▶ _Work required_
Give the number of lines in the records below that include "this", and nothing more.

▶ _Exercise material_
● ● ● ● ●
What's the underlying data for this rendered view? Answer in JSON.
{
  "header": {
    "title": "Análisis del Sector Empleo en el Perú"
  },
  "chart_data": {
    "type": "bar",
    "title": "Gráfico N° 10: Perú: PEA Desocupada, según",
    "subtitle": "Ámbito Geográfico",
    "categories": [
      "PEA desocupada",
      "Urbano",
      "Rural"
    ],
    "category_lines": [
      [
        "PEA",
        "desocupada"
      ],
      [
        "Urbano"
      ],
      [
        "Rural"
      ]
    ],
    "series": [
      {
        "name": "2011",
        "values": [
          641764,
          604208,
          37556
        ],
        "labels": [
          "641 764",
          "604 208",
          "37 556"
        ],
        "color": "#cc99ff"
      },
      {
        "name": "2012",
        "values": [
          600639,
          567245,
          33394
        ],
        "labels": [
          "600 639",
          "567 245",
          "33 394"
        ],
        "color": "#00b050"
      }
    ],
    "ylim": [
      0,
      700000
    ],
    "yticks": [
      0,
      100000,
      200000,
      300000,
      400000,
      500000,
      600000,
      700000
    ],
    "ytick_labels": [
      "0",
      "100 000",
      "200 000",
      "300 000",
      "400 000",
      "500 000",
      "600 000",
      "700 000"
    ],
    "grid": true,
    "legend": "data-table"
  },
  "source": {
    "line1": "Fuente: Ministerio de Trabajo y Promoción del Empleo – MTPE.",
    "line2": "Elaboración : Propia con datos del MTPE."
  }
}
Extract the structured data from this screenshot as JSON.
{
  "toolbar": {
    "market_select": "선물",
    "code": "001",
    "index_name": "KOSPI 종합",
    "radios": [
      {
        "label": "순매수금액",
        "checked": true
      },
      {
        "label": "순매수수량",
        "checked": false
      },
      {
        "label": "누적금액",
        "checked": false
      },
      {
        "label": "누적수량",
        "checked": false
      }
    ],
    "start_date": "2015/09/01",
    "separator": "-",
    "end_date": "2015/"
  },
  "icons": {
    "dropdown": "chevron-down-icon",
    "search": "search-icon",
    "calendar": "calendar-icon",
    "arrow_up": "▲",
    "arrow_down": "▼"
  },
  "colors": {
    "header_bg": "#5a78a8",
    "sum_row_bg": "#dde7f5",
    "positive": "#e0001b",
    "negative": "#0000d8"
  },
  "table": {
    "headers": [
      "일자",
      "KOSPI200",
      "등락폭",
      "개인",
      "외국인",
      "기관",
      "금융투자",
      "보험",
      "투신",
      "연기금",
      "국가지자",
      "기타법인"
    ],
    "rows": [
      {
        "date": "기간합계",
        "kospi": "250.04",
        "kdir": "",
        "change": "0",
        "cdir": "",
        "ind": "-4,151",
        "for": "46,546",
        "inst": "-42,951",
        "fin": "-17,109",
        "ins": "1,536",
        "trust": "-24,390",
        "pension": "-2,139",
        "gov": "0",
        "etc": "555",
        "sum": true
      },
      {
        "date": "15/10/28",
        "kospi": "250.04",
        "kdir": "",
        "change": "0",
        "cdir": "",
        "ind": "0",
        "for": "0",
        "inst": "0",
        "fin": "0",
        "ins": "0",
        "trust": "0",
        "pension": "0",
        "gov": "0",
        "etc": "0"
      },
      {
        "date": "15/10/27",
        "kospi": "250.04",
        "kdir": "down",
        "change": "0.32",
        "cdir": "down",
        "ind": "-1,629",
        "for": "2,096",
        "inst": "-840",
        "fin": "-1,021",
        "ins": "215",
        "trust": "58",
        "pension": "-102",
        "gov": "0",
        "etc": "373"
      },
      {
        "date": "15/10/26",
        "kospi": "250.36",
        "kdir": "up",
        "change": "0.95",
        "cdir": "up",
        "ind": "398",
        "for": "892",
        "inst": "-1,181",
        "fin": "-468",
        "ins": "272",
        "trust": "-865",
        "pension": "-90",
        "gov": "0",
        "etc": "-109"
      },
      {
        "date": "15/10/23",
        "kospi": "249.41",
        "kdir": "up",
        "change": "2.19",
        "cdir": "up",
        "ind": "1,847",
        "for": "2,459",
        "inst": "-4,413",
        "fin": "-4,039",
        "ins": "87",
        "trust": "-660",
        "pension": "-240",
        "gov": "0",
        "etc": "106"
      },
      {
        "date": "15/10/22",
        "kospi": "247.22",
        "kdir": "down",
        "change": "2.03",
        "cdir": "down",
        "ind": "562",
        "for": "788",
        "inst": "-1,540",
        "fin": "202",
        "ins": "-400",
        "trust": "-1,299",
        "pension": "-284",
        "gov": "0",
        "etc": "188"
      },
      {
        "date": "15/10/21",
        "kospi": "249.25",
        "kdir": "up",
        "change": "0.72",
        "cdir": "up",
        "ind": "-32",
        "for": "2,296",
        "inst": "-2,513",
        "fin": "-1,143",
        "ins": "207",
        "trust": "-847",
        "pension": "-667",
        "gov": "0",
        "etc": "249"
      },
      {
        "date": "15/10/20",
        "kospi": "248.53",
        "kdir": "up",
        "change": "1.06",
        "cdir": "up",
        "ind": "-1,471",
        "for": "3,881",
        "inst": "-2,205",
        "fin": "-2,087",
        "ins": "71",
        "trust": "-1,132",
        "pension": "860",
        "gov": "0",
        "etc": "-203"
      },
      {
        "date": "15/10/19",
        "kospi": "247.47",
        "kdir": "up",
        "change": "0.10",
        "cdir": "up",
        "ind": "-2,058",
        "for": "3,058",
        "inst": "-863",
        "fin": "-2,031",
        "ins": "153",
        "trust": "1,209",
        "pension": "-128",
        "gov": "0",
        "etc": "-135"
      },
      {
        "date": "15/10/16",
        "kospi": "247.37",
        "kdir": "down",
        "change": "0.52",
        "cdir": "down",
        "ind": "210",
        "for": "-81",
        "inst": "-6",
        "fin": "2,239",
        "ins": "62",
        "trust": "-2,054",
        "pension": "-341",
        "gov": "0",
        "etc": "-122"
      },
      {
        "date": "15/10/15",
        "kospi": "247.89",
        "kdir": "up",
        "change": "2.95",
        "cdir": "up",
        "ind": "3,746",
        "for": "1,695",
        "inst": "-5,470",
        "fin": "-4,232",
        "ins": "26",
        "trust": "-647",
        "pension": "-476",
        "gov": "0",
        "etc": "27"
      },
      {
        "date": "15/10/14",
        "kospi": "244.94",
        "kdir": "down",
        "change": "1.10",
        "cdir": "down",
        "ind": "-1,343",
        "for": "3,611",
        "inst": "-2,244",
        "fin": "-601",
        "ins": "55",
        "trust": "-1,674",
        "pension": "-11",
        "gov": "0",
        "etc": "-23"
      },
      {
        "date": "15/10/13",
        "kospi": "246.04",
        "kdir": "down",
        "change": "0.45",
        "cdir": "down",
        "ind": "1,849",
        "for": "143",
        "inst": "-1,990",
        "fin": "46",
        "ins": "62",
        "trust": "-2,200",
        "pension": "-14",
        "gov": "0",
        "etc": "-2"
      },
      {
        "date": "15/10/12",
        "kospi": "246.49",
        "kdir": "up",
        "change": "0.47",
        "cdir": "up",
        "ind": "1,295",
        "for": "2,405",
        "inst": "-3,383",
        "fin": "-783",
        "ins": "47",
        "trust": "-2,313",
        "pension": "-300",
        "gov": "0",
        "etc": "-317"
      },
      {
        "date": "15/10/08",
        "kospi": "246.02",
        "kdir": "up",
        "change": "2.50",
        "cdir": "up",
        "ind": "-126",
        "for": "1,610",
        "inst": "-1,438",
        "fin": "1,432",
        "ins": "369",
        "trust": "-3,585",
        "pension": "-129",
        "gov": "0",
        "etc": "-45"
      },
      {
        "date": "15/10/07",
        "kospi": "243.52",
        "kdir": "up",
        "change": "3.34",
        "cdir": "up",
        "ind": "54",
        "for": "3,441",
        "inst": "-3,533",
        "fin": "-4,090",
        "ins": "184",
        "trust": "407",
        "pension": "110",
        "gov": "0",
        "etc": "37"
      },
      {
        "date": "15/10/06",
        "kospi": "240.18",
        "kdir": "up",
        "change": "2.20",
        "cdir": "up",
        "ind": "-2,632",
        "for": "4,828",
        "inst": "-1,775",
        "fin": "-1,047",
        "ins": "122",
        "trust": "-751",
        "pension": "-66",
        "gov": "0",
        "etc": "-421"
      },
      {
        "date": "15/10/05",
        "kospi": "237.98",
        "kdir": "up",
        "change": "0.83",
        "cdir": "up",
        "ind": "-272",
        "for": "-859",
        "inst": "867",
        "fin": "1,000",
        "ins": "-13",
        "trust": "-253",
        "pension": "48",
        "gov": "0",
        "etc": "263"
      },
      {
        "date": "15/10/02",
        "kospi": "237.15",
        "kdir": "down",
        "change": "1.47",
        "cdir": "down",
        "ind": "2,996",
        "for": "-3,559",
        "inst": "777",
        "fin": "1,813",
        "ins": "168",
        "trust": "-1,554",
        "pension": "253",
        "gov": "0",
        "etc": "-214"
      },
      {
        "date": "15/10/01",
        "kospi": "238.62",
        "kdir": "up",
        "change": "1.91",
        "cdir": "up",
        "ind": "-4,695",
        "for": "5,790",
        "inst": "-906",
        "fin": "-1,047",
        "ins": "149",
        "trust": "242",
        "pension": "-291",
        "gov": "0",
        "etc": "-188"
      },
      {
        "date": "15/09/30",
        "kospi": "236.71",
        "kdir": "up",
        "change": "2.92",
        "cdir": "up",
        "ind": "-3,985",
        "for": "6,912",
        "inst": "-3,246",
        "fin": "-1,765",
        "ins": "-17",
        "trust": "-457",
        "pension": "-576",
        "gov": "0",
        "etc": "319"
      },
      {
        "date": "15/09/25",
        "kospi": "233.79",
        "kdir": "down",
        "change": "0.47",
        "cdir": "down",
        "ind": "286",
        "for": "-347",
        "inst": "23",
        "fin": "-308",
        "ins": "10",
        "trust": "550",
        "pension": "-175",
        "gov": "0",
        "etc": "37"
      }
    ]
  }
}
● ● ● ● ●
▶ _Right answer_
2